Data entries:

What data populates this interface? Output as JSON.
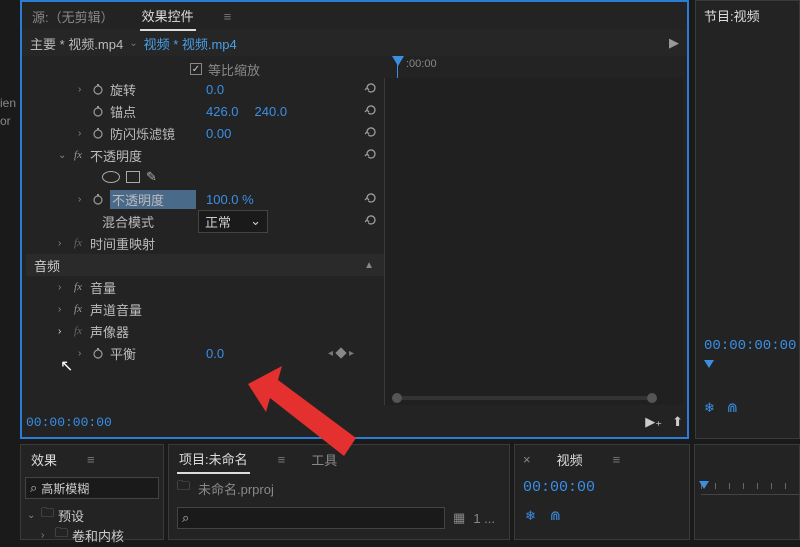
{
  "effectControls": {
    "sourceTab": "源:（无剪辑）",
    "controlsTab": "效果控件",
    "clipMaster": "主要 * 视频.mp4",
    "clipActive": "视频 * 视频.mp4",
    "timelineZero": ":00:00",
    "timecode": "00:00:00:00",
    "uniformScale": "等比缩放",
    "rows": {
      "rotation": {
        "label": "旋转",
        "value": "0.0"
      },
      "anchor": {
        "label": "锚点",
        "x": "426.0",
        "y": "240.0"
      },
      "antiflicker": {
        "label": "防闪烁滤镜",
        "value": "0.00"
      },
      "opacityGroup": "不透明度",
      "opacity": {
        "label": "不透明度",
        "value": "100.0 %"
      },
      "blend": {
        "label": "混合模式",
        "value": "正常"
      },
      "timeRemap": "时间重映射",
      "audioSection": "音频",
      "volume": "音量",
      "channelVolume": "声道音量",
      "panner": "声像器",
      "balance": {
        "label": "平衡",
        "value": "0.0"
      }
    }
  },
  "programPanel": {
    "tab": "节目:视频",
    "timecode": "00:00:00:00"
  },
  "effectsPanel": {
    "tab": "效果",
    "search": "高斯模糊",
    "bins": {
      "presets": "预设",
      "lumetri": "卷和内核"
    }
  },
  "projectPanel": {
    "projectTab": "项目:未命名",
    "toolsTab": "工具",
    "projFile": "未命名.prproj",
    "searchPlaceholder": "",
    "itemCount": "1 ..."
  },
  "sourcePanel": {
    "tab": "视频",
    "timecode": "00:00:00"
  },
  "leftFragment": "ien\nor"
}
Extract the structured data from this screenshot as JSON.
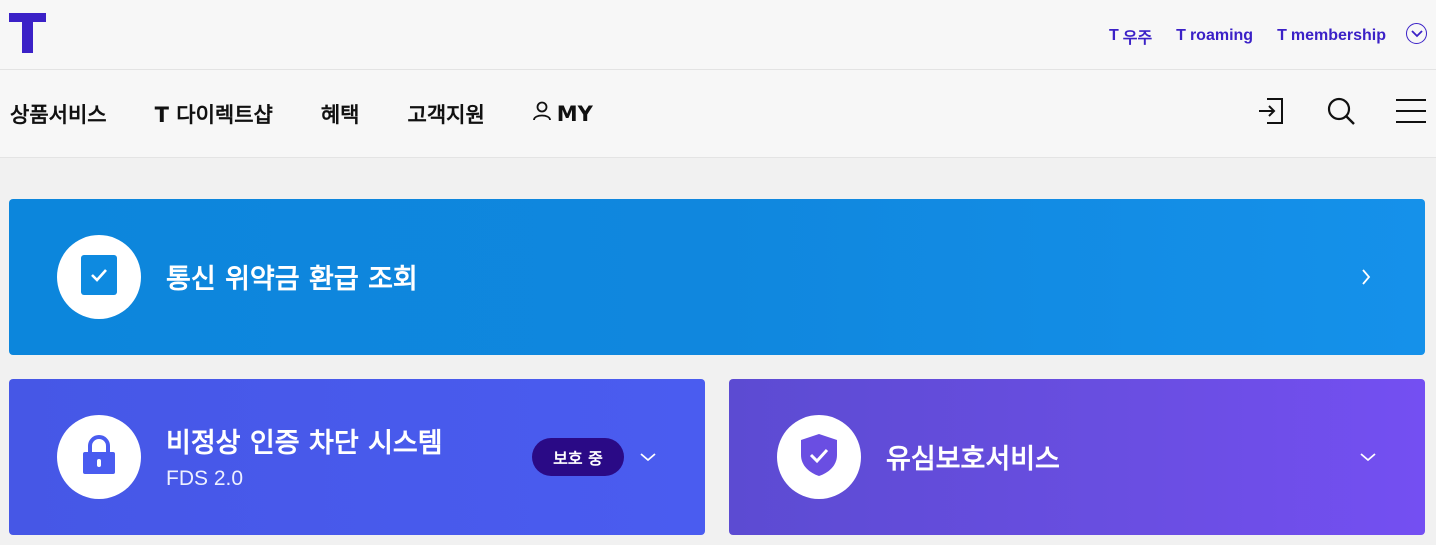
{
  "header": {
    "logo_icon": "t-logo-icon",
    "util_links": [
      {
        "mark": "T",
        "label": "우주"
      },
      {
        "mark": "T",
        "label": "roaming"
      },
      {
        "mark": "T",
        "label": "membership"
      }
    ],
    "util_toggle_icon": "chevron-down-circle-icon"
  },
  "gnb": {
    "items": [
      {
        "label": "상품서비스"
      },
      {
        "label": "T 다이렉트샵"
      },
      {
        "label": "혜택"
      },
      {
        "label": "고객지원"
      },
      {
        "label": "MY",
        "icon": "user-icon"
      }
    ],
    "icons": [
      "login-icon",
      "search-icon",
      "menu-icon"
    ]
  },
  "cards": {
    "refund": {
      "title": "통신 위약금 환급 조회",
      "icon": "checkbox-icon",
      "arrow_icon": "chevron-right-icon",
      "color": "#0e8ae0"
    },
    "fds": {
      "title": "비정상 인증 차단 시스템",
      "subtitle": "FDS 2.0",
      "badge": "보호 중",
      "icon": "lock-icon",
      "arrow_icon": "chevron-down-icon",
      "color": "#4a5cf0"
    },
    "usim": {
      "title": "유심보호서비스",
      "icon": "shield-check-icon",
      "arrow_icon": "chevron-down-icon",
      "color": "#6a4ee2"
    }
  },
  "colors": {
    "brand": "#3b21c7",
    "badge_bg": "#2a0a86"
  }
}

Brief => Transcribe the records above exactly as they appear, leaving out any pictures.

Answer for this exercise =>
What data populates this interface? Output as JSON.
{
  "effectControls": {
    "sourceTab": "源:（无剪辑）",
    "controlsTab": "效果控件",
    "clipMaster": "主要 * 视频.mp4",
    "clipActive": "视频 * 视频.mp4",
    "timelineZero": ":00:00",
    "timecode": "00:00:00:00",
    "uniformScale": "等比缩放",
    "rows": {
      "rotation": {
        "label": "旋转",
        "value": "0.0"
      },
      "anchor": {
        "label": "锚点",
        "x": "426.0",
        "y": "240.0"
      },
      "antiflicker": {
        "label": "防闪烁滤镜",
        "value": "0.00"
      },
      "opacityGroup": "不透明度",
      "opacity": {
        "label": "不透明度",
        "value": "100.0 %"
      },
      "blend": {
        "label": "混合模式",
        "value": "正常"
      },
      "timeRemap": "时间重映射",
      "audioSection": "音频",
      "volume": "音量",
      "channelVolume": "声道音量",
      "panner": "声像器",
      "balance": {
        "label": "平衡",
        "value": "0.0"
      }
    }
  },
  "programPanel": {
    "tab": "节目:视频",
    "timecode": "00:00:00:00"
  },
  "effectsPanel": {
    "tab": "效果",
    "search": "高斯模糊",
    "bins": {
      "presets": "预设",
      "lumetri": "卷和内核"
    }
  },
  "projectPanel": {
    "projectTab": "项目:未命名",
    "toolsTab": "工具",
    "projFile": "未命名.prproj",
    "searchPlaceholder": "",
    "itemCount": "1 ..."
  },
  "sourcePanel": {
    "tab": "视频",
    "timecode": "00:00:00"
  },
  "leftFragment": "ien\nor"
}
Extract the structured data from this screenshot as JSON.
{
  "header": {
    "logo_icon": "t-logo-icon",
    "util_links": [
      {
        "mark": "T",
        "label": "우주"
      },
      {
        "mark": "T",
        "label": "roaming"
      },
      {
        "mark": "T",
        "label": "membership"
      }
    ],
    "util_toggle_icon": "chevron-down-circle-icon"
  },
  "gnb": {
    "items": [
      {
        "label": "상품서비스"
      },
      {
        "label": "T 다이렉트샵"
      },
      {
        "label": "혜택"
      },
      {
        "label": "고객지원"
      },
      {
        "label": "MY",
        "icon": "user-icon"
      }
    ],
    "icons": [
      "login-icon",
      "search-icon",
      "menu-icon"
    ]
  },
  "cards": {
    "refund": {
      "title": "통신 위약금 환급 조회",
      "icon": "checkbox-icon",
      "arrow_icon": "chevron-right-icon",
      "color": "#0e8ae0"
    },
    "fds": {
      "title": "비정상 인증 차단 시스템",
      "subtitle": "FDS 2.0",
      "badge": "보호 중",
      "icon": "lock-icon",
      "arrow_icon": "chevron-down-icon",
      "color": "#4a5cf0"
    },
    "usim": {
      "title": "유심보호서비스",
      "icon": "shield-check-icon",
      "arrow_icon": "chevron-down-icon",
      "color": "#6a4ee2"
    }
  },
  "colors": {
    "brand": "#3b21c7",
    "badge_bg": "#2a0a86"
  }
}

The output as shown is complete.